▶ _GIVEN REQUEST_: From the listing below, pull each line that includes "Output".

▶ _RECORDS FOR PROCESSING_:
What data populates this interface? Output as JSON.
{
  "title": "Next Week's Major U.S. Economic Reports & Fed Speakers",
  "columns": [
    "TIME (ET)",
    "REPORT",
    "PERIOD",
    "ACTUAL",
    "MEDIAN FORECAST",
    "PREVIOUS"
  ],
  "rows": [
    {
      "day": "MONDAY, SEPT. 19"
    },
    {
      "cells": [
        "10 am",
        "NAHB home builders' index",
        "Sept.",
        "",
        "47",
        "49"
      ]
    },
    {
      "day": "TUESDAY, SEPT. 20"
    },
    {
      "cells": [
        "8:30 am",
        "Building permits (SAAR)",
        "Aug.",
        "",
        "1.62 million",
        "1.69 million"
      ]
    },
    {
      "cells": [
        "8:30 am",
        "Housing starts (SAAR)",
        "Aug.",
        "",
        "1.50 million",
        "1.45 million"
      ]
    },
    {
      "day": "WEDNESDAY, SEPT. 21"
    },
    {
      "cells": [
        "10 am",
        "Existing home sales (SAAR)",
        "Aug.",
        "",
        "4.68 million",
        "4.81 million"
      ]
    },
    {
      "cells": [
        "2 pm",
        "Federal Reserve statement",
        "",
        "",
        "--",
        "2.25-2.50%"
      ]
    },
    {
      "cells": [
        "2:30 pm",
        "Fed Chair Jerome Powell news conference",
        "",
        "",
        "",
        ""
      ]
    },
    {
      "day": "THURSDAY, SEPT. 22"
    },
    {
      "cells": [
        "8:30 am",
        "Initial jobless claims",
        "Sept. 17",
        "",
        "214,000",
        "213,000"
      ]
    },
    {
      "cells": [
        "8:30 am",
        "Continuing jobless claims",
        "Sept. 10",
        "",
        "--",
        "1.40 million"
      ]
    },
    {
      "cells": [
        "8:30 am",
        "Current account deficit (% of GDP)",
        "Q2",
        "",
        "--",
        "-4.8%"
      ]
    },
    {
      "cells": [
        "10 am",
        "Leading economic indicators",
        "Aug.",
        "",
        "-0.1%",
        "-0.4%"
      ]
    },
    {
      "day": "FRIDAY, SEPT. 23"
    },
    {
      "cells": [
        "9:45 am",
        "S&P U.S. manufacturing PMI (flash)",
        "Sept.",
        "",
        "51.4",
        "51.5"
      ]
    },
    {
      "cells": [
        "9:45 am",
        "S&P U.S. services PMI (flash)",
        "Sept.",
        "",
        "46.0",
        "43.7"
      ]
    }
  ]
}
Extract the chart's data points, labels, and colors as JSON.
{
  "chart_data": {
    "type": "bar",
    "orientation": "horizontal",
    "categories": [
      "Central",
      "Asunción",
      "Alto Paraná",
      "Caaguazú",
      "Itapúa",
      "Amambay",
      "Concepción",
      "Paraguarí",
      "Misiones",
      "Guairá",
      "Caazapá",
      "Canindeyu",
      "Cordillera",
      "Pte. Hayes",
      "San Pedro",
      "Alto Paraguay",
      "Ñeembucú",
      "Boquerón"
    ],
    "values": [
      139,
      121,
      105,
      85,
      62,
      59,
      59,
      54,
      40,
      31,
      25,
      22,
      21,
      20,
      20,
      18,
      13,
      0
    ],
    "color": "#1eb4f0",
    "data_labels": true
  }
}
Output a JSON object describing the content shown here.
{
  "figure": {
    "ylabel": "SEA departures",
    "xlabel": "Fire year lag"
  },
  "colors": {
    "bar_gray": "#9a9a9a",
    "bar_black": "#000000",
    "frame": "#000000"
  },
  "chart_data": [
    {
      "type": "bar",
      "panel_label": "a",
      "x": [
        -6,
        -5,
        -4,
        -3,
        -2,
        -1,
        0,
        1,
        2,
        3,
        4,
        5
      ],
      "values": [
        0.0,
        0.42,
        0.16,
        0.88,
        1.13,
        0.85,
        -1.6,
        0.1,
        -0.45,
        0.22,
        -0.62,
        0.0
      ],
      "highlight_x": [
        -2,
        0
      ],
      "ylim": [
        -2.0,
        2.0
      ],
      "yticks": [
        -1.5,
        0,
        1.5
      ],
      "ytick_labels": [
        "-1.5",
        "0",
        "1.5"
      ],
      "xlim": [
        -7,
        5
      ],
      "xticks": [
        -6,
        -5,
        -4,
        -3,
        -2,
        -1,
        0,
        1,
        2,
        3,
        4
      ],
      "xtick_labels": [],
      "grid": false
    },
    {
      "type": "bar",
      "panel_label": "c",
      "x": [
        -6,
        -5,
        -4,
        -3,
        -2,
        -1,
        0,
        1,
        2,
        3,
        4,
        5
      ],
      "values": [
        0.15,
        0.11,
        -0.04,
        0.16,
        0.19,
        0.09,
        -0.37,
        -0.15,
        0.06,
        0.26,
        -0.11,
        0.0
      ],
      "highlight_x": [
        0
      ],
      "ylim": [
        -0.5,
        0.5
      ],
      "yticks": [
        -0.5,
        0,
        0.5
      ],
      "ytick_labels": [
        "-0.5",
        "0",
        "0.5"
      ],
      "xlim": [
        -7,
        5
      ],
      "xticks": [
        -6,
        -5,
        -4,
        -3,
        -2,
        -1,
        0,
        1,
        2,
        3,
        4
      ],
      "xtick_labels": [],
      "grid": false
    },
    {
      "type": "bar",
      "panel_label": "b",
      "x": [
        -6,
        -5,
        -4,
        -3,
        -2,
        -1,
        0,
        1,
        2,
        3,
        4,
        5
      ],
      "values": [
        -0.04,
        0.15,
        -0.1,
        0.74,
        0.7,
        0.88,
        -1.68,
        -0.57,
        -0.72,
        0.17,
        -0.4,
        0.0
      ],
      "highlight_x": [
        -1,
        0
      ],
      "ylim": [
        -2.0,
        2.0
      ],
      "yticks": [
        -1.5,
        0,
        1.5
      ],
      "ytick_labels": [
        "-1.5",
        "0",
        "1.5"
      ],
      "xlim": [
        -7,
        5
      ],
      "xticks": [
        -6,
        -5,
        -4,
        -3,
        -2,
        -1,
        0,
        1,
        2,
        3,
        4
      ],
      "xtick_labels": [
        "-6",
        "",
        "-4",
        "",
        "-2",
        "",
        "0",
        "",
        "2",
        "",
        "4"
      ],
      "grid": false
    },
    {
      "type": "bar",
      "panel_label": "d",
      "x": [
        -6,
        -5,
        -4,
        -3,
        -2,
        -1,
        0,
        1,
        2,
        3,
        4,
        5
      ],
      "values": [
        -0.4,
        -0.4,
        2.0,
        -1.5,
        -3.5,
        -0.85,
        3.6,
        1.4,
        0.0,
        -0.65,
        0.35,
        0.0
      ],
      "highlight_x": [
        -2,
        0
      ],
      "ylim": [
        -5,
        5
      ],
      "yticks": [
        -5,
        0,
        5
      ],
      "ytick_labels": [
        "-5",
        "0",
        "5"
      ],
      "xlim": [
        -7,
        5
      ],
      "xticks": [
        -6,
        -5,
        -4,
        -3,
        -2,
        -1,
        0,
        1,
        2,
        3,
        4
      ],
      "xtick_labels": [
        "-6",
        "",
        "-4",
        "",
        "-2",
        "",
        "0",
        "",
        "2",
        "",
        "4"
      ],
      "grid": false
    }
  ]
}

▶ _EXERCISE RESPONSE_:
What data populates this interface? Output as JSON.
Output a JSON object describing the content shown here.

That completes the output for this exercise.